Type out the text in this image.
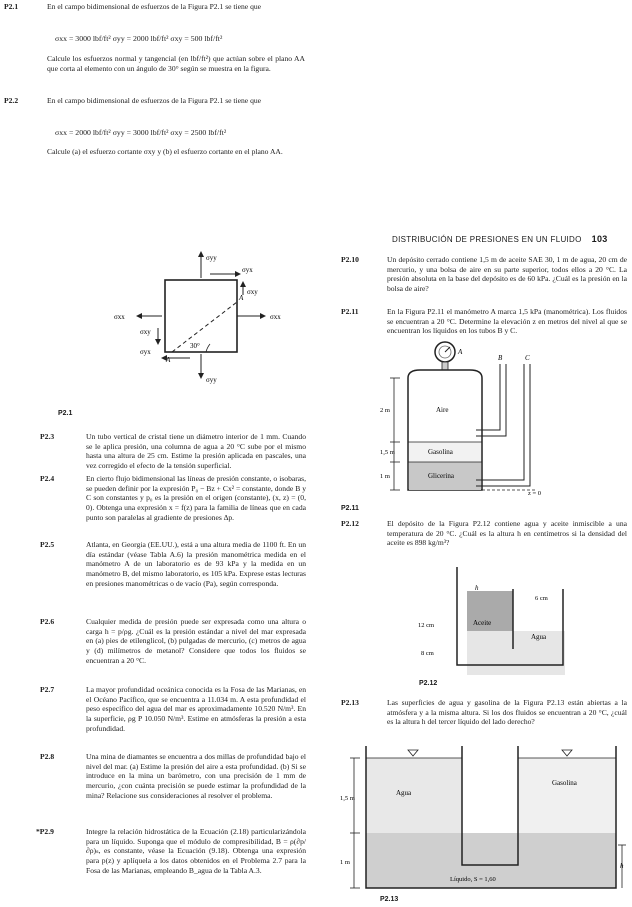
DISTRIBUCIÓN DE PRESIONES EN UN FLUIDO 103
P2.1	En el campo bidimensional de esfuerzos de la Figura P2.1 se tiene que
σxx = 3000 lbf/ft² σyy = 2000 lbf/ft² σxy = 500 lbf/ft²
Calcule los esfuerzos normal y tangencial (en lbf/ft²) que actúan sobre el plano AA que corta al elemento con un ángulo de 30° según se muestra en la figura.
P2.2	En el campo bidimensional de esfuerzos de la Figura P2.1 se tiene que
σxx = 2000 lbf/ft² σyy = 3000 lbf/ft² σxy = 2500 lbf/ft²
Calcule (a) el esfuerzo cortante σxy y (b) el esfuerzo cortante en el plano AA.
σyy
σyx
σxy
σxx
σxx
σyx
σxy
σyy
30°
A
A
P2.1
P2.3	Un tubo vertical de cristal tiene un diámetro interior de 1 mm. Cuando se le aplica presión, una columna de agua a 20 °C sube por el mismo hasta una altura de 25 cm. Estime la presión aplicada en pascales, una vez corregido el efecto de la tensión superficial.
P2.4	En cierto flujo bidimensional las líneas de presión constante, o isobaras, se pueden definir por la expresión P₀ − Bz + Cx² = constante, donde B y C son constantes y p₀ es la presión en el origen (constante), (x, z) = (0, 0). Obtenga una expresión x = f(z) para la familia de líneas que en cada punto son paralelas al gradiente de presiones ∆p.
P2.5	Atlanta, en Georgia (EE.UU.), está a una altura media de 1100 ft. En un día estándar (véase Tabla A.6) la presión manométrica medida en el manómetro A de un laboratorio es de 93 kPa y la medida en un manómetro B, del mismo laboratorio, es 105 kPa. Exprese estas lecturas en presiones manométricas o de vacío (Pa), según corresponda.
P2.6	Cualquier medida de presión puede ser expresada como una altura o carga h = p/ρg. ¿Cuál es la presión estándar a nivel del mar expresada en (a) pies de etilenglicol, (b) pulgadas de mercurio, (c) metros de agua y (d) milímetros de metanol? Considere que todos los fluidos se encuentran a 20 °C.
P2.7	La mayor profundidad oceánica conocida es la Fosa de las Marianas, en el Océano Pacífico, que se encuentra a 11.034 m. A esta profundidad el peso específico del agua del mar es aproximadamente 10.520 N/m³. En la superficie, ρg P 10.050 N/m³. Estime en atmósferas la presión a esta profundidad.
P2.8	Una mina de diamantes se encuentra a dos millas de profundidad bajo el nivel del mar. (a) Estime la presión del aire a esta profundidad. (b) Si se introduce en la mina un barómetro, con una precisión de 1 mm de mercurio, ¿con cuánta precisión se puede estimar la profundidad de la mina? Relacione sus consideraciones al resolver el problema.
*P2.9	Integre la relación hidrostática de la Ecuación (2.18) particularizándola para un líquido. Suponga que el módulo de compresibilidad, B = ρ(∂p/∂ρ)ₛ, es constante, véase la Ecuación (9.18). Obtenga una expresión para p(z) y aplíquela a los datos obtenidos en el Problema 2.7 para la Fosa de las Marianas, empleando B_agua de la Tabla A.3.
P2.10	Un depósito cerrado contiene 1,5 m de aceite SAE 30, 1 m de agua, 20 cm de mercurio, y una bolsa de aire en su parte superior, todos ellos a 20 °C. La presión absoluta en la base del depósito es de 60 kPa. ¿Cuál es la presión en la bolsa de aire?
P2.11	En la Figura P2.11 el manómetro A marca 1,5 kPa (manométrica). Los fluidos se encuentran a 20 °C. Determine la elevación z en metros del nivel al que se encuentran los líquidos en los tubos B y C.
A
B	C
Aire
Gasolina
Glicerina
2 m
1,5 m
1 m
z = 0
P2.11
P2.12	El depósito de la Figura P2.12 contiene agua y aceite inmiscible a una temperatura de 20 °C. ¿Cuál es la altura h en centímetros si la densidad del aceite es 898 kg/m³?
h
6 cm
12 cm
8 cm
Aceite
Agua
P2.12
P2.13	Las superficies de agua y gasolina de la Figura P2.13 están abiertas a la atmósfera y a la misma altura. Si los dos fluidos se encuentran a 20 °C, ¿cuál es la altura h del tercer líquido del lado derecho?
Agua
Gasolina
Líquido, S = 1,60
1,5 m
1 m	h
P2.13
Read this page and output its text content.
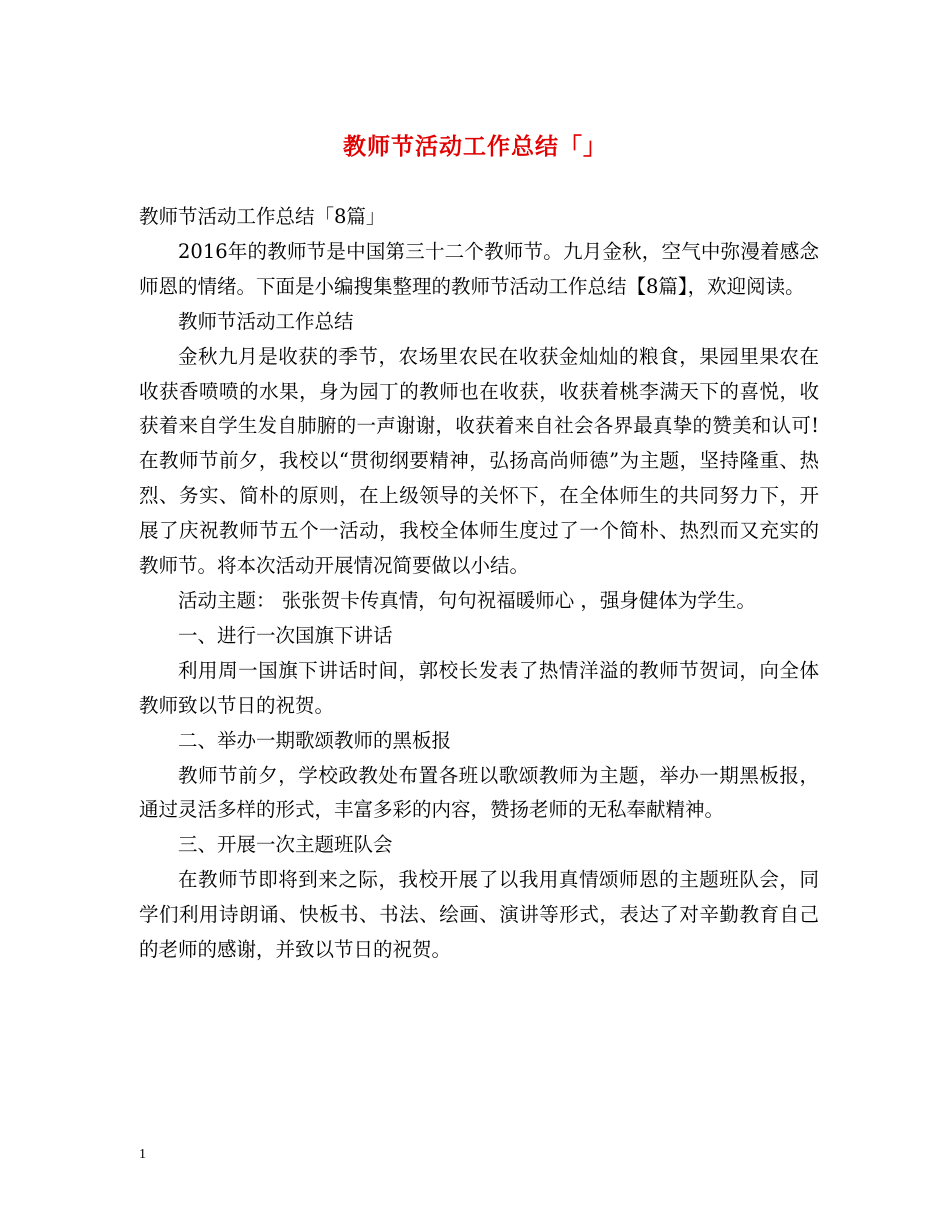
教师节活动工作总结「」

教师节活动工作总结「8篇」

2016年的教师节是中国第三十二个教师节。九月金秋，空气中弥漫着感念师恩的情绪。下面是小编搜集整理的教师节活动工作总结【8篇】，欢迎阅读。

教师节活动工作总结

金秋九月是收获的季节，农场里农民在收获金灿灿的粮食，果园里果农在收获香喷喷的水果，身为园丁的教师也在收获，收获着桃李满天下的喜悦，收获着来自学生发自肺腑的一声谢谢，收获着来自社会各界最真挚的赞美和认可!在教师节前夕，我校以“贯彻纲要精神，弘扬高尚师德”为主题，坚持隆重、热烈、务实、简朴的原则，在上级领导的关怀下，在全体师生的共同努力下，开展了庆祝教师节五个一活动，我校全体师生度过了一个简朴、热烈而又充实的教师节。将本次活动开展情况简要做以小结。

活动主题： 张张贺卡传真情，句句祝福暖师心 ，强身健体为学生。

一、进行一次国旗下讲话

利用周一国旗下讲话时间，郭校长发表了热情洋溢的教师节贺词，向全体教师致以节日的祝贺。

二、举办一期歌颂教师的黑板报

教师节前夕，学校政教处布置各班以歌颂教师为主题，举办一期黑板报，通过灵活多样的形式，丰富多彩的内容，赞扬老师的无私奉献精神。

三、开展一次主题班队会

在教师节即将到来之际，我校开展了以我用真情颂师恩的主题班队会，同学们利用诗朗诵、快板书、书法、绘画、演讲等形式，表达了对辛勤教育自己的老师的感谢，并致以节日的祝贺。

1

> Written problem:
Reproduce the entries above word for word. Pictures stay out.

> Solution for this exercise:
Type out the text in this image.
DISTRIBUCIÓN DE PRESIONES EN UN FLUIDO 103
P2.1	En el campo bidimensional de esfuerzos de la Figura P2.1 se tiene que
σxx = 3000 lbf/ft² σyy = 2000 lbf/ft² σxy = 500 lbf/ft²
Calcule los esfuerzos normal y tangencial (en lbf/ft²) que actúan sobre el plano AA que corta al elemento con un ángulo de 30° según se muestra en la figura.
P2.2	En el campo bidimensional de esfuerzos de la Figura P2.1 se tiene que
σxx = 2000 lbf/ft² σyy = 3000 lbf/ft² σxy = 2500 lbf/ft²
Calcule (a) el esfuerzo cortante σxy y (b) el esfuerzo cortante en el plano AA.
σyy
σyx
σxy
σxx
σxx
σyx
σxy
σyy
30°
A
A
P2.1
P2.3	Un tubo vertical de cristal tiene un diámetro interior de 1 mm. Cuando se le aplica presión, una columna de agua a 20 °C sube por el mismo hasta una altura de 25 cm. Estime la presión aplicada en pascales, una vez corregido el efecto de la tensión superficial.
P2.4	En cierto flujo bidimensional las líneas de presión constante, o isobaras, se pueden definir por la expresión P₀ − Bz + Cx² = constante, donde B y C son constantes y p₀ es la presión en el origen (constante), (x, z) = (0, 0). Obtenga una expresión x = f(z) para la familia de líneas que en cada punto son paralelas al gradiente de presiones ∆p.
P2.5	Atlanta, en Georgia (EE.UU.), está a una altura media de 1100 ft. En un día estándar (véase Tabla A.6) la presión manométrica medida en el manómetro A de un laboratorio es de 93 kPa y la medida en un manómetro B, del mismo laboratorio, es 105 kPa. Exprese estas lecturas en presiones manométricas o de vacío (Pa), según corresponda.
P2.6	Cualquier medida de presión puede ser expresada como una altura o carga h = p/ρg. ¿Cuál es la presión estándar a nivel del mar expresada en (a) pies de etilenglicol, (b) pulgadas de mercurio, (c) metros de agua y (d) milímetros de metanol? Considere que todos los fluidos se encuentran a 20 °C.
P2.7	La mayor profundidad oceánica conocida es la Fosa de las Marianas, en el Océano Pacífico, que se encuentra a 11.034 m. A esta profundidad el peso específico del agua del mar es aproximadamente 10.520 N/m³. En la superficie, ρg P 10.050 N/m³. Estime en atmósferas la presión a esta profundidad.
P2.8	Una mina de diamantes se encuentra a dos millas de profundidad bajo el nivel del mar. (a) Estime la presión del aire a esta profundidad. (b) Si se introduce en la mina un barómetro, con una precisión de 1 mm de mercurio, ¿con cuánta precisión se puede estimar la profundidad de la mina? Relacione sus consideraciones al resolver el problema.
*P2.9	Integre la relación hidrostática de la Ecuación (2.18) particularizándola para un líquido. Suponga que el módulo de compresibilidad, B = ρ(∂p/∂ρ)ₛ, es constante, véase la Ecuación (9.18). Obtenga una expresión para p(z) y aplíquela a los datos obtenidos en el Problema 2.7 para la Fosa de las Marianas, empleando B_agua de la Tabla A.3.
P2.10	Un depósito cerrado contiene 1,5 m de aceite SAE 30, 1 m de agua, 20 cm de mercurio, y una bolsa de aire en su parte superior, todos ellos a 20 °C. La presión absoluta en la base del depósito es de 60 kPa. ¿Cuál es la presión en la bolsa de aire?
P2.11	En la Figura P2.11 el manómetro A marca 1,5 kPa (manométrica). Los fluidos se encuentran a 20 °C. Determine la elevación z en metros del nivel al que se encuentran los líquidos en los tubos B y C.
A
B	C
Aire
Gasolina
Glicerina
2 m
1,5 m
1 m
z = 0
P2.11
P2.12	El depósito de la Figura P2.12 contiene agua y aceite inmiscible a una temperatura de 20 °C. ¿Cuál es la altura h en centímetros si la densidad del aceite es 898 kg/m³?
h
6 cm
12 cm
8 cm
Aceite
Agua
P2.12
P2.13	Las superficies de agua y gasolina de la Figura P2.13 están abiertas a la atmósfera y a la misma altura. Si los dos fluidos se encuentran a 20 °C, ¿cuál es la altura h del tercer líquido del lado derecho?
Agua
Gasolina
Líquido, S = 1,60
1,5 m
1 m	h
P2.13
Read this page and output its text content.
教师节活动工作总结「」

教师节活动工作总结「8篇」

2016年的教师节是中国第三十二个教师节。九月金秋，空气中弥漫着感念师恩的情绪。下面是小编搜集整理的教师节活动工作总结【8篇】，欢迎阅读。

教师节活动工作总结

金秋九月是收获的季节，农场里农民在收获金灿灿的粮食，果园里果农在收获香喷喷的水果，身为园丁的教师也在收获，收获着桃李满天下的喜悦，收获着来自学生发自肺腑的一声谢谢，收获着来自社会各界最真挚的赞美和认可!在教师节前夕，我校以“贯彻纲要精神，弘扬高尚师德”为主题，坚持隆重、热烈、务实、简朴的原则，在上级领导的关怀下，在全体师生的共同努力下，开展了庆祝教师节五个一活动，我校全体师生度过了一个简朴、热烈而又充实的教师节。将本次活动开展情况简要做以小结。

活动主题： 张张贺卡传真情，句句祝福暖师心 ，强身健体为学生。

一、进行一次国旗下讲话

利用周一国旗下讲话时间，郭校长发表了热情洋溢的教师节贺词，向全体教师致以节日的祝贺。

二、举办一期歌颂教师的黑板报

教师节前夕，学校政教处布置各班以歌颂教师为主题，举办一期黑板报，通过灵活多样的形式，丰富多彩的内容，赞扬老师的无私奉献精神。

三、开展一次主题班队会

在教师节即将到来之际，我校开展了以我用真情颂师恩的主题班队会，同学们利用诗朗诵、快板书、书法、绘画、演讲等形式，表达了对辛勤教育自己的老师的感谢，并致以节日的祝贺。

1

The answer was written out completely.